To be done
Pictures do not belong in your copy. Repeat all the other data exactly.
----------------------------------------
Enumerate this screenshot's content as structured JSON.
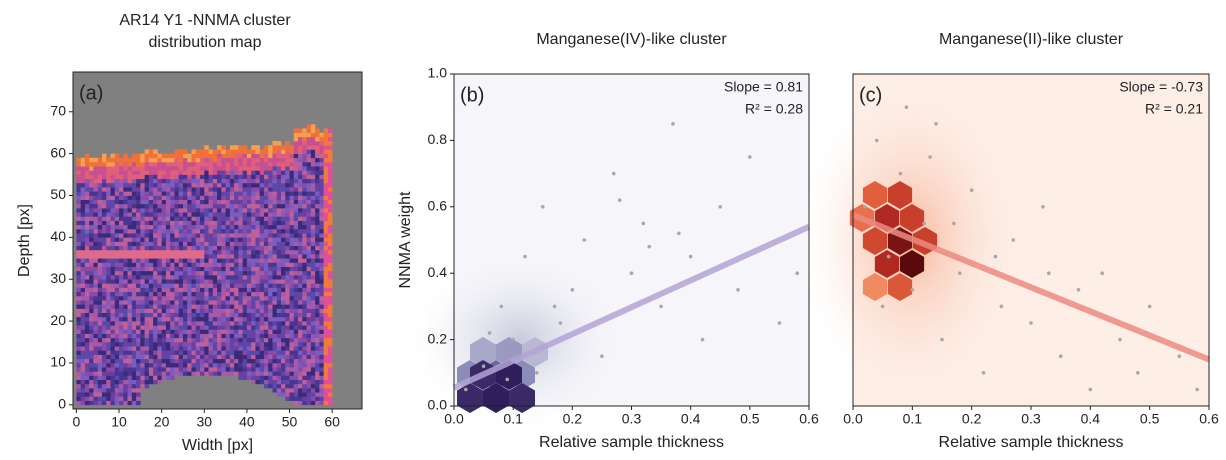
{
  "chart_data": [
    {
      "type": "image",
      "title": "AR14 Y1 -NNMA cluster distribution map",
      "panel_label": "(a)",
      "x_label": "Width [px]",
      "y_label": "Depth [px]",
      "xlim": [
        -0.8,
        67
      ],
      "ylim": [
        -1,
        79.5
      ],
      "xticks": [
        0,
        10,
        20,
        30,
        40,
        50,
        60
      ],
      "yticks": [
        0,
        10,
        20,
        30,
        40,
        50,
        60,
        70
      ]
    },
    {
      "type": "scatter",
      "title": "Manganese(IV)-like cluster",
      "panel_label": "(b)",
      "x_label": "Relative sample thickness",
      "y_label": "NNMA weight",
      "annotations": [
        "Slope = 0.81",
        "R² = 0.28"
      ],
      "xlim": [
        0,
        0.6
      ],
      "ylim": [
        0,
        1.0
      ],
      "xticks": [
        {
          "value": 0,
          "label": "0.0"
        },
        0.1,
        0.2,
        0.3,
        0.4,
        0.5,
        0.6
      ],
      "yticks": [
        {
          "value": 0,
          "label": "0.0"
        },
        0.2,
        0.4,
        0.6,
        0.8,
        {
          "value": 1,
          "label": "1.0"
        }
      ],
      "color": "#a8a8a8",
      "background": "#f6f6fa",
      "x": [
        0.02,
        0.05,
        0.08,
        0.1,
        0.12,
        0.14,
        0.15,
        0.18,
        0.2,
        0.22,
        0.25,
        0.27,
        0.3,
        0.32,
        0.35,
        0.37,
        0.4,
        0.42,
        0.45,
        0.48,
        0.5,
        0.55,
        0.58,
        0.06,
        0.09,
        0.13,
        0.17,
        0.28,
        0.33,
        0.38
      ],
      "values": [
        0.05,
        0.12,
        0.3,
        0.2,
        0.45,
        0.1,
        0.6,
        0.25,
        0.35,
        0.5,
        0.15,
        0.7,
        0.4,
        0.55,
        0.3,
        0.85,
        0.45,
        0.2,
        0.6,
        0.35,
        0.75,
        0.25,
        0.4,
        0.22,
        0.08,
        0.16,
        0.3,
        0.62,
        0.48,
        0.52
      ],
      "fit": {
        "x": [
          0,
          0.6
        ],
        "y": [
          0.055,
          0.54
        ],
        "color": "#b3a3d6"
      }
    },
    {
      "type": "scatter",
      "title": "Manganese(II)-like cluster",
      "panel_label": "(c)",
      "x_label": "Relative sample thickness",
      "annotations": [
        "Slope = -0.73",
        "R² = 0.21"
      ],
      "xlim": [
        0,
        0.6
      ],
      "ylim": [
        0,
        1.0
      ],
      "xticks": [
        {
          "value": 0,
          "label": "0.0"
        },
        0.1,
        0.2,
        0.3,
        0.4,
        0.5,
        0.6
      ],
      "color": "#a8a8a8",
      "background": "#fdeee6",
      "x": [
        0.02,
        0.04,
        0.06,
        0.08,
        0.1,
        0.12,
        0.14,
        0.15,
        0.18,
        0.2,
        0.22,
        0.25,
        0.27,
        0.3,
        0.32,
        0.35,
        0.38,
        0.4,
        0.42,
        0.45,
        0.48,
        0.5,
        0.55,
        0.58,
        0.05,
        0.09,
        0.13,
        0.17,
        0.24,
        0.33
      ],
      "values": [
        0.6,
        0.8,
        0.45,
        0.7,
        0.35,
        0.55,
        0.85,
        0.2,
        0.4,
        0.65,
        0.1,
        0.3,
        0.5,
        0.25,
        0.6,
        0.15,
        0.35,
        0.05,
        0.4,
        0.2,
        0.1,
        0.3,
        0.15,
        0.05,
        0.3,
        0.9,
        0.75,
        0.55,
        0.45,
        0.4
      ],
      "fit": {
        "x": [
          0,
          0.6
        ],
        "y": [
          0.575,
          0.14
        ],
        "color": "#ec8a80"
      }
    }
  ]
}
----------------------------------------
Task output
Enumerate this screenshot's content as structured JSON.
{
  "chart_data": [
    {
      "type": "image",
      "title": "AR14 Y1 -NNMA cluster distribution map",
      "panel_label": "(a)",
      "x_label": "Width [px]",
      "y_label": "Depth [px]",
      "xlim": [
        -0.8,
        67
      ],
      "ylim": [
        -1,
        79.5
      ],
      "xticks": [
        0,
        10,
        20,
        30,
        40,
        50,
        60
      ],
      "yticks": [
        0,
        10,
        20,
        30,
        40,
        50,
        60,
        70
      ]
    },
    {
      "type": "scatter",
      "title": "Manganese(IV)-like cluster",
      "panel_label": "(b)",
      "x_label": "Relative sample thickness",
      "y_label": "NNMA weight",
      "annotations": [
        "Slope = 0.81",
        "R² = 0.28"
      ],
      "xlim": [
        0,
        0.6
      ],
      "ylim": [
        0,
        1.0
      ],
      "xticks": [
        {
          "value": 0,
          "label": "0.0"
        },
        0.1,
        0.2,
        0.3,
        0.4,
        0.5,
        0.6
      ],
      "yticks": [
        {
          "value": 0,
          "label": "0.0"
        },
        0.2,
        0.4,
        0.6,
        0.8,
        {
          "value": 1,
          "label": "1.0"
        }
      ],
      "color": "#a8a8a8",
      "background": "#f6f6fa",
      "x": [
        0.02,
        0.05,
        0.08,
        0.1,
        0.12,
        0.14,
        0.15,
        0.18,
        0.2,
        0.22,
        0.25,
        0.27,
        0.3,
        0.32,
        0.35,
        0.37,
        0.4,
        0.42,
        0.45,
        0.48,
        0.5,
        0.55,
        0.58,
        0.06,
        0.09,
        0.13,
        0.17,
        0.28,
        0.33,
        0.38
      ],
      "values": [
        0.05,
        0.12,
        0.3,
        0.2,
        0.45,
        0.1,
        0.6,
        0.25,
        0.35,
        0.5,
        0.15,
        0.7,
        0.4,
        0.55,
        0.3,
        0.85,
        0.45,
        0.2,
        0.6,
        0.35,
        0.75,
        0.25,
        0.4,
        0.22,
        0.08,
        0.16,
        0.3,
        0.62,
        0.48,
        0.52
      ],
      "fit": {
        "x": [
          0,
          0.6
        ],
        "y": [
          0.055,
          0.54
        ],
        "color": "#b3a3d6"
      }
    },
    {
      "type": "scatter",
      "title": "Manganese(II)-like cluster",
      "panel_label": "(c)",
      "x_label": "Relative sample thickness",
      "annotations": [
        "Slope = -0.73",
        "R² = 0.21"
      ],
      "xlim": [
        0,
        0.6
      ],
      "ylim": [
        0,
        1.0
      ],
      "xticks": [
        {
          "value": 0,
          "label": "0.0"
        },
        0.1,
        0.2,
        0.3,
        0.4,
        0.5,
        0.6
      ],
      "color": "#a8a8a8",
      "background": "#fdeee6",
      "x": [
        0.02,
        0.04,
        0.06,
        0.08,
        0.1,
        0.12,
        0.14,
        0.15,
        0.18,
        0.2,
        0.22,
        0.25,
        0.27,
        0.3,
        0.32,
        0.35,
        0.38,
        0.4,
        0.42,
        0.45,
        0.48,
        0.5,
        0.55,
        0.58,
        0.05,
        0.09,
        0.13,
        0.17,
        0.24,
        0.33
      ],
      "values": [
        0.6,
        0.8,
        0.45,
        0.7,
        0.35,
        0.55,
        0.85,
        0.2,
        0.4,
        0.65,
        0.1,
        0.3,
        0.5,
        0.25,
        0.6,
        0.15,
        0.35,
        0.05,
        0.4,
        0.2,
        0.1,
        0.3,
        0.15,
        0.05,
        0.3,
        0.9,
        0.75,
        0.55,
        0.45,
        0.4
      ],
      "fit": {
        "x": [
          0,
          0.6
        ],
        "y": [
          0.575,
          0.14
        ],
        "color": "#ec8a80"
      }
    }
  ]
}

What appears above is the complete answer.